## Excerpted text
Morlock was an NCAA Division II 1997 Kodak All-American Basketball Team honoree. Morelock was a GTE Academic All-America second team selection. Morlock was chosen as the NCAA Woman of the Year for the state of North Dakota based on her academic, athletic and community leadership achievements. She was selected as the Honda DII Woman Athlete of the Year. Additionally, she was a Today's Top VIII Award recipient.

The part of the North Central Conference Record Book that was published after the conferences final season in 2008 and that is currently available generally recognizes all-time conference game conference records, but not all game conference records. According to that record book, Morlock ranks third all-time in career scoring with 1,328 points (behind 1,352 by Mandy Koupal, South Dakota, 2000-04 and 1,342 by Jenny Crouse, North Dakota, 1996-99) but first in career free throws made. Morlock's career point total for all games was 2,233. She also ranks 8th in conference history (behind her sister who is 3rd) in rebounds based on conference games. As a senior her 20.0 (360/18) points per conference game led the conference. The record book shows Morlock was 20th in the NCAA Division II scoring that same season with 585 points in all 29 games for a 20.2 average. Jennifer Crouse of NCC rival North Dakota totalled 2,284 career points in 1999.

## Page segmentation data
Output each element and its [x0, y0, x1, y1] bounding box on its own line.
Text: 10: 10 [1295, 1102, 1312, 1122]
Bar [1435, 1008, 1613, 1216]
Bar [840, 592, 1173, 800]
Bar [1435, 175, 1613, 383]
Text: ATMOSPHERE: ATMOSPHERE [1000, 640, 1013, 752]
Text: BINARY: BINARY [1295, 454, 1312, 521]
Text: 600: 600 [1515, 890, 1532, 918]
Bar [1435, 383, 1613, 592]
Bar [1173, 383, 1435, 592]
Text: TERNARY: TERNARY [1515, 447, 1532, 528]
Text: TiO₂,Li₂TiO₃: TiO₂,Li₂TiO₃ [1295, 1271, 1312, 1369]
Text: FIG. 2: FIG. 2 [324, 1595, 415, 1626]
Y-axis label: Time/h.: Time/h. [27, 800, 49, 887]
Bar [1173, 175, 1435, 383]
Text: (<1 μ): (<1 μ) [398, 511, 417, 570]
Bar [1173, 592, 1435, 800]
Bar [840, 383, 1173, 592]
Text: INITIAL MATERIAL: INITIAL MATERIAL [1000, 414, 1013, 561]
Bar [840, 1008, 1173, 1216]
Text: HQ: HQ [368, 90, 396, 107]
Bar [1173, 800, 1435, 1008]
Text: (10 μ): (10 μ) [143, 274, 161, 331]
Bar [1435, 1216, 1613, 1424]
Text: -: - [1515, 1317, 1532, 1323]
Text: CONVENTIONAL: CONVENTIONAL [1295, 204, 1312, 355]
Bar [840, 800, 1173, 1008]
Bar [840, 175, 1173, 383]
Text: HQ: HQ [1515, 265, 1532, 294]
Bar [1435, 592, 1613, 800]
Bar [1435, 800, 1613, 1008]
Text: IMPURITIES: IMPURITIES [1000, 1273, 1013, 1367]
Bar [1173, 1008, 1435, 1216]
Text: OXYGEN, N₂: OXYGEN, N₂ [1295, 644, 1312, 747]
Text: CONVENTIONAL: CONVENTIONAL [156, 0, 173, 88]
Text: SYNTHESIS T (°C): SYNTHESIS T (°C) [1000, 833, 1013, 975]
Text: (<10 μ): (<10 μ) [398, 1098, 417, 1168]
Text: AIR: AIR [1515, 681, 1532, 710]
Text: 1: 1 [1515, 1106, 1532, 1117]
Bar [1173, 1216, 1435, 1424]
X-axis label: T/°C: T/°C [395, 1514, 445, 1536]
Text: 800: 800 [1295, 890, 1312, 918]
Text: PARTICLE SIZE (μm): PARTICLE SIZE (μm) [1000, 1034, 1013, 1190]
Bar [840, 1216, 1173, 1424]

## Problem description
From the text about Morlock's basketball career, extract the passage between "Morlock was an" and "VIII Award recipient.", inclusive.

## Exercise output
Morlock was an NCAA Division II 1997 Kodak All-American Basketball Team honoree. Morelock was a GTE Academic All-America second team selection. Morlock was chosen as the NCAA Woman of the Year for the state of North Dakota based on her academic, athletic and community leadership achievements. She was selected as the Honda DII Woman Athlete of the Year. Additionally, she was a Today's Top VIII Award recipient.